** Begin Dataset excerpts **

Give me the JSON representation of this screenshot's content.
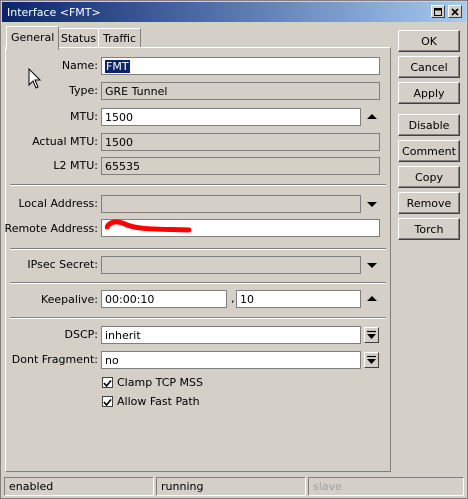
{
  "window": {
    "title": "Interface <FMT>",
    "controls": [
      "maximize-icon",
      "close-icon"
    ]
  },
  "tabs": [
    {
      "label": "General",
      "active": true
    },
    {
      "label": "Status",
      "active": false
    },
    {
      "label": "Traffic",
      "active": false
    }
  ],
  "form": {
    "name": {
      "label": "Name:",
      "value": "FMT"
    },
    "type": {
      "label": "Type:",
      "value": "GRE Tunnel"
    },
    "mtu": {
      "label": "MTU:",
      "value": "1500"
    },
    "actual_mtu": {
      "label": "Actual MTU:",
      "value": "1500"
    },
    "l2_mtu": {
      "label": "L2 MTU:",
      "value": "65535"
    },
    "local_address": {
      "label": "Local Address:",
      "value": ""
    },
    "remote_address": {
      "label": "Remote Address:",
      "value": ""
    },
    "ipsec_secret": {
      "label": "IPsec Secret:",
      "value": ""
    },
    "keepalive": {
      "label": "Keepalive:",
      "interval": "00:00:10",
      "separator": ",",
      "retries": "10"
    },
    "dscp": {
      "label": "DSCP:",
      "value": "inherit"
    },
    "dont_fragment": {
      "label": "Dont Fragment:",
      "value": "no"
    },
    "clamp_tcp_mss": {
      "label": "Clamp TCP MSS",
      "checked": true
    },
    "allow_fast_path": {
      "label": "Allow Fast Path",
      "checked": true
    }
  },
  "buttons": {
    "ok": "OK",
    "cancel": "Cancel",
    "apply": "Apply",
    "disable": "Disable",
    "comment": "Comment",
    "copy": "Copy",
    "remove": "Remove",
    "torch": "Torch"
  },
  "status": {
    "state": "enabled",
    "run": "running",
    "role": "slave"
  },
  "colors": {
    "window_bg": "#d4d0c8",
    "title_start": "#0a246a",
    "title_end": "#a6caf0",
    "selection": "#0a246a",
    "redaction": "#ff0000"
  }
}
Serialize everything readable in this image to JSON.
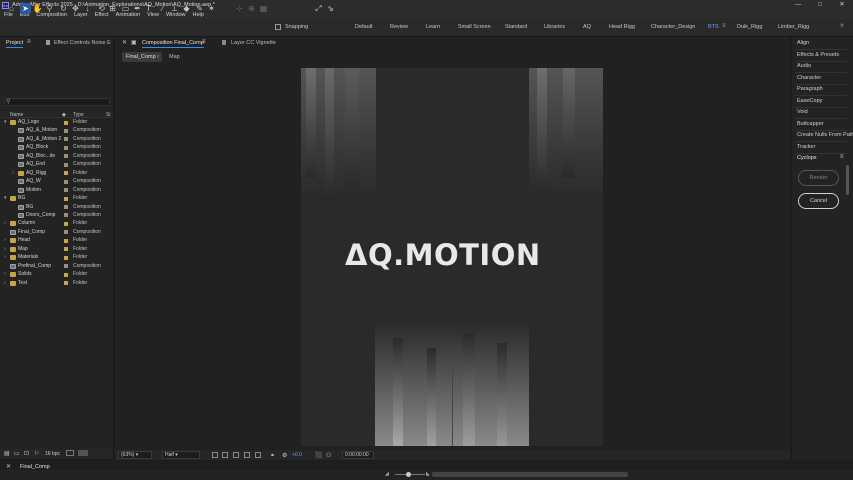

** End Dataset excerpts **

• [Directive]:
Reproduce every record word for word. The copy must contain no pictures.

• [Solution]:
Give me the JSON representation of this screenshot's content.
{
  "window": {
    "title": "Interface <FMT>",
    "controls": [
      "maximize-icon",
      "close-icon"
    ]
  },
  "tabs": [
    {
      "label": "General",
      "active": true
    },
    {
      "label": "Status",
      "active": false
    },
    {
      "label": "Traffic",
      "active": false
    }
  ],
  "form": {
    "name": {
      "label": "Name:",
      "value": "FMT"
    },
    "type": {
      "label": "Type:",
      "value": "GRE Tunnel"
    },
    "mtu": {
      "label": "MTU:",
      "value": "1500"
    },
    "actual_mtu": {
      "label": "Actual MTU:",
      "value": "1500"
    },
    "l2_mtu": {
      "label": "L2 MTU:",
      "value": "65535"
    },
    "local_address": {
      "label": "Local Address:",
      "value": ""
    },
    "remote_address": {
      "label": "Remote Address:",
      "value": ""
    },
    "ipsec_secret": {
      "label": "IPsec Secret:",
      "value": ""
    },
    "keepalive": {
      "label": "Keepalive:",
      "interval": "00:00:10",
      "separator": ",",
      "retries": "10"
    },
    "dscp": {
      "label": "DSCP:",
      "value": "inherit"
    },
    "dont_fragment": {
      "label": "Dont Fragment:",
      "value": "no"
    },
    "clamp_tcp_mss": {
      "label": "Clamp TCP MSS",
      "checked": true
    },
    "allow_fast_path": {
      "label": "Allow Fast Path",
      "checked": true
    }
  },
  "buttons": {
    "ok": "OK",
    "cancel": "Cancel",
    "apply": "Apply",
    "disable": "Disable",
    "comment": "Comment",
    "copy": "Copy",
    "remove": "Remove",
    "torch": "Torch"
  },
  "status": {
    "state": "enabled",
    "run": "running",
    "role": "slave"
  },
  "colors": {
    "window_bg": "#d4d0c8",
    "title_start": "#0a246a",
    "title_end": "#a6caf0",
    "selection": "#0a246a",
    "redaction": "#ff0000"
  }
}
Serialize everything readable in this image to JSON.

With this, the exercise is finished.